**** Data for the task ****

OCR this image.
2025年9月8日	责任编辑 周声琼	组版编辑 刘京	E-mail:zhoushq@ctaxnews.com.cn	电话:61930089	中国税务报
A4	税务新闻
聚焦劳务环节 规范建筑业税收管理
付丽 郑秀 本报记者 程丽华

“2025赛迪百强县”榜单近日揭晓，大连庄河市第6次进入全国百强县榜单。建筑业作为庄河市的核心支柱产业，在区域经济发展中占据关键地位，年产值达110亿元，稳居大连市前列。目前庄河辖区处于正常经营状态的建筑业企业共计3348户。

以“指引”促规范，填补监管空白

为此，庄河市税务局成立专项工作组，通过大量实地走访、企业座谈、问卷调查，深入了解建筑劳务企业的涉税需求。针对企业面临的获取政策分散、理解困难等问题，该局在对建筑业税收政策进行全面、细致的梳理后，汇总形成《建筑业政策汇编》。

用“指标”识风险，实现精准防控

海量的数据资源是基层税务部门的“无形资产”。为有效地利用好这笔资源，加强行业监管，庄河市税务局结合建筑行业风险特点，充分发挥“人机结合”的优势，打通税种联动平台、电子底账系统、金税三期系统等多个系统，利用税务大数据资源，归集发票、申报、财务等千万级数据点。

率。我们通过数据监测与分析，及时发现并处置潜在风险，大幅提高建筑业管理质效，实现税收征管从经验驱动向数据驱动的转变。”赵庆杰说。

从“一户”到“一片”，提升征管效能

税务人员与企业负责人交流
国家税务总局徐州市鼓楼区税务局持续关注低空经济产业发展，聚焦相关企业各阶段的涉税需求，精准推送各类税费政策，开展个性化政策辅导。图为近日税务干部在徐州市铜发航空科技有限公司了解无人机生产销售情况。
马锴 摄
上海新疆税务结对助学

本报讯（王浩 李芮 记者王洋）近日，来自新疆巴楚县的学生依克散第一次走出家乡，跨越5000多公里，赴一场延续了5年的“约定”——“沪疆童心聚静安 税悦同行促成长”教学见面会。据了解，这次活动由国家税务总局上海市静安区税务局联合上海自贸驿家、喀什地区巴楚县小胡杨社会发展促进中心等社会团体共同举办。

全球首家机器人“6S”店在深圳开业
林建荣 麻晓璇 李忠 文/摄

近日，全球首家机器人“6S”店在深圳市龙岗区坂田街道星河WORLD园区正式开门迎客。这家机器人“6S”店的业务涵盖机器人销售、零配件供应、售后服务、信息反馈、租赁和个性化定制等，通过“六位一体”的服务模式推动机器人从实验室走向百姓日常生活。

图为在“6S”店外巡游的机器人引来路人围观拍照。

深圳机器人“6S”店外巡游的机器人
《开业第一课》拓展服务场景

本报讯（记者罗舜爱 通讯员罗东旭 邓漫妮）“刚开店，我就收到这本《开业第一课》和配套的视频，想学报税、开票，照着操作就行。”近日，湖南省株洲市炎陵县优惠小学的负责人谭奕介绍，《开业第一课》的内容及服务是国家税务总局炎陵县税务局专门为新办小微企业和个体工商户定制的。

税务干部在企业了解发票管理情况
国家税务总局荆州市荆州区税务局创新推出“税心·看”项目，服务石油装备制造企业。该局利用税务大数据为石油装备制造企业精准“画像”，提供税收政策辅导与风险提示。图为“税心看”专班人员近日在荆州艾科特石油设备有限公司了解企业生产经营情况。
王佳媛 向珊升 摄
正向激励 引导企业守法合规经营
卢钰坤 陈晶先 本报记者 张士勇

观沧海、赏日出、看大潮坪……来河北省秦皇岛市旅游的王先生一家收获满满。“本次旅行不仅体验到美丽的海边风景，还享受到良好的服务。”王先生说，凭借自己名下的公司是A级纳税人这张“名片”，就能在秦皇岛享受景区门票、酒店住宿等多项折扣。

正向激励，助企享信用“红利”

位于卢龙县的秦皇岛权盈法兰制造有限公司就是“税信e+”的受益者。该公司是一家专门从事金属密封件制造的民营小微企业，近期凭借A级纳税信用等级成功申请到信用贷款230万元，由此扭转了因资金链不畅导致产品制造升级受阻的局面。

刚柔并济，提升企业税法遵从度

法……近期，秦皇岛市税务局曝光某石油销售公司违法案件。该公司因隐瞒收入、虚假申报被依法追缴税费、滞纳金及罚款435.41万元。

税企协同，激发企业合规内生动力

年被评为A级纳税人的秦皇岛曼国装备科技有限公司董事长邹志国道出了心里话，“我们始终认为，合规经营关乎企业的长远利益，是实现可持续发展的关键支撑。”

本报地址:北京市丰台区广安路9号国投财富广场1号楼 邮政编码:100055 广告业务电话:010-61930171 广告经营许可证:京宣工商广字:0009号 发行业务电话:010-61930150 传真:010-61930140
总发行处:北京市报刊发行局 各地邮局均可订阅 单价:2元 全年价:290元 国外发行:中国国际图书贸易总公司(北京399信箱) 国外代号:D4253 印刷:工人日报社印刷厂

****

» **Instruction**
Output the listing above without altering a single character.

» **Output of the exercise**
OCR this image.
2025年9月8日	责任编辑 周声琼	组版编辑 刘京	E-mail:zhoushq@ctaxnews.com.cn	电话:61930089	中国税务报
A4	税务新闻
聚焦劳务环节 规范建筑业税收管理
付丽 郑秀 本报记者 程丽华

“2025赛迪百强县”榜单近日揭晓，大连庄河市第6次进入全国百强县榜单。建筑业作为庄河市的核心支柱产业，在区域经济发展中占据关键地位，年产值达110亿元，稳居大连市前列。目前庄河辖区处于正常经营状态的建筑业企业共计3348户。

以“指引”促规范，填补监管空白

为此，庄河市税务局成立专项工作组，通过大量实地走访、企业座谈、问卷调查，深入了解建筑劳务企业的涉税需求。针对企业面临的获取政策分散、理解困难等问题，该局在对建筑业税收政策进行全面、细致的梳理后，汇总形成《建筑业政策汇编》。

用“指标”识风险，实现精准防控

海量的数据资源是基层税务部门的“无形资产”。为有效地利用好这笔资源，加强行业监管，庄河市税务局结合建筑行业风险特点，充分发挥“人机结合”的优势，打通税种联动平台、电子底账系统、金税三期系统等多个系统，利用税务大数据资源，归集发票、申报、财务等千万级数据点。

率。我们通过数据监测与分析，及时发现并处置潜在风险，大幅提高建筑业管理质效，实现税收征管从经验驱动向数据驱动的转变。”赵庆杰说。

从“一户”到“一片”，提升征管效能

税务人员与企业负责人交流
国家税务总局徐州市鼓楼区税务局持续关注低空经济产业发展，聚焦相关企业各阶段的涉税需求，精准推送各类税费政策，开展个性化政策辅导。图为近日税务干部在徐州市铜发航空科技有限公司了解无人机生产销售情况。
马锴 摄
上海新疆税务结对助学

本报讯（王浩 李芮 记者王洋）近日，来自新疆巴楚县的学生依克散第一次走出家乡，跨越5000多公里，赴一场延续了5年的“约定”——“沪疆童心聚静安 税悦同行促成长”教学见面会。据了解，这次活动由国家税务总局上海市静安区税务局联合上海自贸驿家、喀什地区巴楚县小胡杨社会发展促进中心等社会团体共同举办。

全球首家机器人“6S”店在深圳开业
林建荣 麻晓璇 李忠 文/摄

近日，全球首家机器人“6S”店在深圳市龙岗区坂田街道星河WORLD园区正式开门迎客。这家机器人“6S”店的业务涵盖机器人销售、零配件供应、售后服务、信息反馈、租赁和个性化定制等，通过“六位一体”的服务模式推动机器人从实验室走向百姓日常生活。

图为在“6S”店外巡游的机器人引来路人围观拍照。

深圳机器人“6S”店外巡游的机器人
《开业第一课》拓展服务场景

本报讯（记者罗舜爱 通讯员罗东旭 邓漫妮）“刚开店，我就收到这本《开业第一课》和配套的视频，想学报税、开票，照着操作就行。”近日，湖南省株洲市炎陵县优惠小学的负责人谭奕介绍，《开业第一课》的内容及服务是国家税务总局炎陵县税务局专门为新办小微企业和个体工商户定制的。

税务干部在企业了解发票管理情况
国家税务总局荆州市荆州区税务局创新推出“税心·看”项目，服务石油装备制造企业。该局利用税务大数据为石油装备制造企业精准“画像”，提供税收政策辅导与风险提示。图为“税心看”专班人员近日在荆州艾科特石油设备有限公司了解企业生产经营情况。
王佳媛 向珊升 摄
正向激励 引导企业守法合规经营
卢钰坤 陈晶先 本报记者 张士勇

观沧海、赏日出、看大潮坪……来河北省秦皇岛市旅游的王先生一家收获满满。“本次旅行不仅体验到美丽的海边风景，还享受到良好的服务。”王先生说，凭借自己名下的公司是A级纳税人这张“名片”，就能在秦皇岛享受景区门票、酒店住宿等多项折扣。

正向激励，助企享信用“红利”

位于卢龙县的秦皇岛权盈法兰制造有限公司就是“税信e+”的受益者。该公司是一家专门从事金属密封件制造的民营小微企业，近期凭借A级纳税信用等级成功申请到信用贷款230万元，由此扭转了因资金链不畅导致产品制造升级受阻的局面。

刚柔并济，提升企业税法遵从度

法……近期，秦皇岛市税务局曝光某石油销售公司违法案件。该公司因隐瞒收入、虚假申报被依法追缴税费、滞纳金及罚款435.41万元。

税企协同，激发企业合规内生动力

年被评为A级纳税人的秦皇岛曼国装备科技有限公司董事长邹志国道出了心里话，“我们始终认为，合规经营关乎企业的长远利益，是实现可持续发展的关键支撑。”

本报地址:北京市丰台区广安路9号国投财富广场1号楼 邮政编码:100055 广告业务电话:010-61930171 广告经营许可证:京宣工商广字:0009号 发行业务电话:010-61930150 传真:010-61930140
总发行处:北京市报刊发行局 各地邮局均可订阅 单价:2元 全年价:290元 国外发行:中国国际图书贸易总公司(北京399信箱) 国外代号:D4253 印刷:工人日报社印刷厂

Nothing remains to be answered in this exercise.